_Work to complete:_ Draw out every line with the word "Open" from the listing below.

_Data entries:_
######
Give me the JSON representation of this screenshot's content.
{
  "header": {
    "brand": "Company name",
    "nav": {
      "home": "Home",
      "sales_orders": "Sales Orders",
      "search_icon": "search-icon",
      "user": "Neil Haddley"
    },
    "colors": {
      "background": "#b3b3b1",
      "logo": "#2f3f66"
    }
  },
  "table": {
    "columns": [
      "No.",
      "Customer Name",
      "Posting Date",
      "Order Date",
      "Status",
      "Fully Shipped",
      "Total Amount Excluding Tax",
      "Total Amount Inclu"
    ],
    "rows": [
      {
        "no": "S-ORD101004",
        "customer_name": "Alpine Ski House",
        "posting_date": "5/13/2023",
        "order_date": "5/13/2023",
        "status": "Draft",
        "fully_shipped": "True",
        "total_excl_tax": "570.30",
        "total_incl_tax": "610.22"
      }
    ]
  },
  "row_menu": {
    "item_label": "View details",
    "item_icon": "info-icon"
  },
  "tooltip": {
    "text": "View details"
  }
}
######
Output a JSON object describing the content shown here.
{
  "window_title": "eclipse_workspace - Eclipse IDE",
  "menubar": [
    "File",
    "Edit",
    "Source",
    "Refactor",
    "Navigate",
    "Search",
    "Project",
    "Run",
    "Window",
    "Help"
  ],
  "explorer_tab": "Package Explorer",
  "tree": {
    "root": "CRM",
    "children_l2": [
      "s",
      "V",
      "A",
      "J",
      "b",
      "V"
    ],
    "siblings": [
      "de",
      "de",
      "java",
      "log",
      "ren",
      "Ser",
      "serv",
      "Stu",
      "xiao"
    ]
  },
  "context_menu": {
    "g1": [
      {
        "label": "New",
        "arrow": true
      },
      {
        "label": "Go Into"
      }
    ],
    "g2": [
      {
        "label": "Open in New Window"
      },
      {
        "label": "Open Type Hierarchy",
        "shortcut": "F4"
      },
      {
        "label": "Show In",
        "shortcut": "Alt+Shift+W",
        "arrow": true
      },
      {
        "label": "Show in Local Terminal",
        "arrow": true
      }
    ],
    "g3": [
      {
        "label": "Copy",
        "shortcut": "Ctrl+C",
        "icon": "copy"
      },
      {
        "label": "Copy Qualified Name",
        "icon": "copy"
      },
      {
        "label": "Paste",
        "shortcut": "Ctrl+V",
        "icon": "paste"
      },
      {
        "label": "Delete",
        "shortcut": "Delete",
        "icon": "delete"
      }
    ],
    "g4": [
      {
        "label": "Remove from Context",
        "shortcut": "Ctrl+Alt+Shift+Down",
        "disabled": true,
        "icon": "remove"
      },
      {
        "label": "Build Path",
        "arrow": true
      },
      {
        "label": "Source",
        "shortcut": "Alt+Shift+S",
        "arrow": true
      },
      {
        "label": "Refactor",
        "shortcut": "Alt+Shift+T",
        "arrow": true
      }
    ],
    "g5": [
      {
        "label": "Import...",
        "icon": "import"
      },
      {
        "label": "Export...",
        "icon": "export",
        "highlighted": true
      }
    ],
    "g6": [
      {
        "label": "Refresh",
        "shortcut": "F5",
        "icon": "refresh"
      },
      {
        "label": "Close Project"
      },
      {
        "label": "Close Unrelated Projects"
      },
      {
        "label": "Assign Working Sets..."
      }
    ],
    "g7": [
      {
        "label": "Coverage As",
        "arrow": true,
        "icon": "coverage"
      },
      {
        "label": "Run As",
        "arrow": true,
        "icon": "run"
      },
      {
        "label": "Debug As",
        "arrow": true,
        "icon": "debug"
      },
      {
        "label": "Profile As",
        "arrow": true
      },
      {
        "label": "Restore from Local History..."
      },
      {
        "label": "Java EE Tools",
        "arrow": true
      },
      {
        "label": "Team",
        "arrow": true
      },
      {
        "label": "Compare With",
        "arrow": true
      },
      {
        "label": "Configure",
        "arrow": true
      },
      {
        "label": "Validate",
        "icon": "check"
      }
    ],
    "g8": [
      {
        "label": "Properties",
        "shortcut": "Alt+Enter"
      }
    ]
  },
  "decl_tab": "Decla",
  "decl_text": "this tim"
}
######
_Output for this task:_
        "label": "Open in New Window"
        "label": "Open Type Hierarchy",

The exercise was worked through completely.